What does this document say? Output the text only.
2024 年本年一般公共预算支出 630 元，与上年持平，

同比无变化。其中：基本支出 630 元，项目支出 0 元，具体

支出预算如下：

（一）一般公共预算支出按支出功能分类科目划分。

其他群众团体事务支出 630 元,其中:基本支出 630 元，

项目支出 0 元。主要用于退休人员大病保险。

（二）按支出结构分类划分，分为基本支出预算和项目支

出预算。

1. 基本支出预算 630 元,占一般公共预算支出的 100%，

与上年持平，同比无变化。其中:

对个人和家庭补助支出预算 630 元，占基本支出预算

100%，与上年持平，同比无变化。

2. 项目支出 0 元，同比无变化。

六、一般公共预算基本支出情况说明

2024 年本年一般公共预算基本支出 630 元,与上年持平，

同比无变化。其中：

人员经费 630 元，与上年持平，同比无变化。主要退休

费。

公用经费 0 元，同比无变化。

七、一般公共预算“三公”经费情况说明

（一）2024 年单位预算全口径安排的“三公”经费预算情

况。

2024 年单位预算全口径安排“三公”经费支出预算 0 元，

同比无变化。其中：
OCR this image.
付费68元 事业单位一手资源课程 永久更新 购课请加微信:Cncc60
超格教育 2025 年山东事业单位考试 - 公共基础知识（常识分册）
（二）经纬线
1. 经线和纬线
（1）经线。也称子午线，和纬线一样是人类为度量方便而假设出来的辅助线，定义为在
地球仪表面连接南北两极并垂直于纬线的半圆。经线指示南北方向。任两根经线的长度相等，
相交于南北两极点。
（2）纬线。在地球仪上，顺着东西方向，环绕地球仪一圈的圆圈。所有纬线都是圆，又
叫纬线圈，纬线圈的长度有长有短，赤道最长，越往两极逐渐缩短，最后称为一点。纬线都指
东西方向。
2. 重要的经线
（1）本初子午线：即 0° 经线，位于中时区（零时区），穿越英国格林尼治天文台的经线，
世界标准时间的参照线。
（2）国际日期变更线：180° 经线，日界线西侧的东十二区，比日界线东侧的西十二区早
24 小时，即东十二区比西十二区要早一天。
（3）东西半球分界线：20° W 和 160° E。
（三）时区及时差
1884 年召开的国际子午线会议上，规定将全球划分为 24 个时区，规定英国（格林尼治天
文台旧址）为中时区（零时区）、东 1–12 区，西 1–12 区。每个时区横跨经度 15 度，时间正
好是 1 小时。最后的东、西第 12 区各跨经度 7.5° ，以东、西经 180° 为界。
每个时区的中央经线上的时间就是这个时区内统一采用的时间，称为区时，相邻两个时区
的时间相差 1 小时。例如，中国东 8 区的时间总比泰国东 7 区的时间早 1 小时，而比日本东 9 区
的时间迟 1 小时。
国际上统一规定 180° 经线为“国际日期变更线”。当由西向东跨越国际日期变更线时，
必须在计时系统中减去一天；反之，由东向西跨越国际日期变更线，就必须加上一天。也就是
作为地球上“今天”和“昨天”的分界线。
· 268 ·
------------
→ **SET PROBLEM**
Every line of the records above needs to be given again exactly.

→ **ANSWER TO THE EXERCISE**
What does this document say? Output the text only.
2024 年本年一般公共预算支出 630 元，与上年持平，

同比无变化。其中：基本支出 630 元，项目支出 0 元，具体

支出预算如下：

（一）一般公共预算支出按支出功能分类科目划分。

其他群众团体事务支出 630 元,其中:基本支出 630 元，

项目支出 0 元。主要用于退休人员大病保险。

（二）按支出结构分类划分，分为基本支出预算和项目支

出预算。

1. 基本支出预算 630 元,占一般公共预算支出的 100%，

与上年持平，同比无变化。其中:

对个人和家庭补助支出预算 630 元，占基本支出预算

100%，与上年持平，同比无变化。

2. 项目支出 0 元，同比无变化。

六、一般公共预算基本支出情况说明

2024 年本年一般公共预算基本支出 630 元,与上年持平，

同比无变化。其中：

人员经费 630 元，与上年持平，同比无变化。主要退休

费。

公用经费 0 元，同比无变化。

七、一般公共预算“三公”经费情况说明

（一）2024 年单位预算全口径安排的“三公”经费预算情

况。

2024 年单位预算全口径安排“三公”经费支出预算 0 元，

同比无变化。其中：
OCR this image.
付费68元 事业单位一手资源课程 永久更新 购课请加微信:Cncc60
超格教育 2025 年山东事业单位考试 - 公共基础知识（常识分册）
（二）经纬线
1. 经线和纬线
（1）经线。也称子午线，和纬线一样是人类为度量方便而假设出来的辅助线，定义为在
地球仪表面连接南北两极并垂直于纬线的半圆。经线指示南北方向。任两根经线的长度相等，
相交于南北两极点。
（2）纬线。在地球仪上，顺着东西方向，环绕地球仪一圈的圆圈。所有纬线都是圆，又
叫纬线圈，纬线圈的长度有长有短，赤道最长，越往两极逐渐缩短，最后称为一点。纬线都指
东西方向。
2. 重要的经线
（1）本初子午线：即 0° 经线，位于中时区（零时区），穿越英国格林尼治天文台的经线，
世界标准时间的参照线。
（2）国际日期变更线：180° 经线，日界线西侧的东十二区，比日界线东侧的西十二区早
24 小时，即东十二区比西十二区要早一天。
（3）东西半球分界线：20° W 和 160° E。
（三）时区及时差
1884 年召开的国际子午线会议上，规定将全球划分为 24 个时区，规定英国（格林尼治天
文台旧址）为中时区（零时区）、东 1–12 区，西 1–12 区。每个时区横跨经度 15 度，时间正
好是 1 小时。最后的东、西第 12 区各跨经度 7.5° ，以东、西经 180° 为界。
每个时区的中央经线上的时间就是这个时区内统一采用的时间，称为区时，相邻两个时区
的时间相差 1 小时。例如，中国东 8 区的时间总比泰国东 7 区的时间早 1 小时，而比日本东 9 区
的时间迟 1 小时。
国际上统一规定 180° 经线为“国际日期变更线”。当由西向东跨越国际日期变更线时，
必须在计时系统中减去一天；反之，由东向西跨越国际日期变更线，就必须加上一天。也就是
作为地球上“今天”和“昨天”的分界线。
· 268 ·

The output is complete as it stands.